■ **Work to do**:
Go through the records and copy each line where the word "this" occurs.

(Records about charts and figures)
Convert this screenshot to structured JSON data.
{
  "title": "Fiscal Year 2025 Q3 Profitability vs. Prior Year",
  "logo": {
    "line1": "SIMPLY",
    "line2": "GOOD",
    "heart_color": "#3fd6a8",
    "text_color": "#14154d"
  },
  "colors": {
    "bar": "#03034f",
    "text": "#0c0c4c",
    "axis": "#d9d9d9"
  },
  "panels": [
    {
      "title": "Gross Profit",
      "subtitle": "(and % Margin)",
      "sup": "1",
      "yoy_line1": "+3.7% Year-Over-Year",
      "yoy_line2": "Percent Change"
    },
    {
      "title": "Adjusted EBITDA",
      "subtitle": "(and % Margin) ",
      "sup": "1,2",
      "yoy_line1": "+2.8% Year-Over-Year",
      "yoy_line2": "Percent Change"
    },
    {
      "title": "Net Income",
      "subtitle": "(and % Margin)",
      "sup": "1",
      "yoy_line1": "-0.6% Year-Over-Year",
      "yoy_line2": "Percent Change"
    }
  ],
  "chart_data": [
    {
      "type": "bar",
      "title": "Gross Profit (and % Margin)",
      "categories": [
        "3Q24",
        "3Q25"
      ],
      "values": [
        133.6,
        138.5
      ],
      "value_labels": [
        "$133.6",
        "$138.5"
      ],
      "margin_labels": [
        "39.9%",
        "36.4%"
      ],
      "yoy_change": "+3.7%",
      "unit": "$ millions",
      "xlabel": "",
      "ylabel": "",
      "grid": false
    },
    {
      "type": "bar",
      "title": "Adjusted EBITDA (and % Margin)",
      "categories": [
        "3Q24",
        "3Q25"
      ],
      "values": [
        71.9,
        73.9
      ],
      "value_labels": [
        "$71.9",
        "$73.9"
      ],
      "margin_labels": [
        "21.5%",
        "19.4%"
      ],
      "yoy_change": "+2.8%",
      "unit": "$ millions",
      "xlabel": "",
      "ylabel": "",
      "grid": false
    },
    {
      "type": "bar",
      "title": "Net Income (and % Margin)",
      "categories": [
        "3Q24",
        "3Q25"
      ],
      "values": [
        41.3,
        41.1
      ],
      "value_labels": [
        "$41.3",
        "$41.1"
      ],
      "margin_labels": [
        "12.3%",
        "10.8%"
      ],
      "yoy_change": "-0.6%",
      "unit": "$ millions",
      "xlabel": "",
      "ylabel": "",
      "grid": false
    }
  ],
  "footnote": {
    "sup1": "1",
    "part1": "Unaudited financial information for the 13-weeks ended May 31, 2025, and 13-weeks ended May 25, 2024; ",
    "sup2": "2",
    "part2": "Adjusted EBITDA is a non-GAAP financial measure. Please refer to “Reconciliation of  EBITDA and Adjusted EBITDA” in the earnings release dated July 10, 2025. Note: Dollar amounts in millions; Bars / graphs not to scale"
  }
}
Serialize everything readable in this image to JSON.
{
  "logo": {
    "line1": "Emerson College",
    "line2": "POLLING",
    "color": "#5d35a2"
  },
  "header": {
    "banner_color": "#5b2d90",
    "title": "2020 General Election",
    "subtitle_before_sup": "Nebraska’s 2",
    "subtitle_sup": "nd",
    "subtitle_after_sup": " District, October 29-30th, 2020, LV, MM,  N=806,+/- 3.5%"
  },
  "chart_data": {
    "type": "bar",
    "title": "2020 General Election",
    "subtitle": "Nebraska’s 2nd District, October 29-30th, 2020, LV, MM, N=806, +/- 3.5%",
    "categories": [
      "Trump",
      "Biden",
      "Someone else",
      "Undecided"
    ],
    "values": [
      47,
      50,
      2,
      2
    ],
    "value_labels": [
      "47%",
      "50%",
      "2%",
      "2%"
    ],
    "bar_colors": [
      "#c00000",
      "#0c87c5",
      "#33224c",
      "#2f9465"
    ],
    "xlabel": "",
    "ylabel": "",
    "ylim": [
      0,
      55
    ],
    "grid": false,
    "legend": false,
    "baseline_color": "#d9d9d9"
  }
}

■ **Answer in full**:
Convert this screenshot to structured JSON data.
Serialize everything readable in this image to JSON.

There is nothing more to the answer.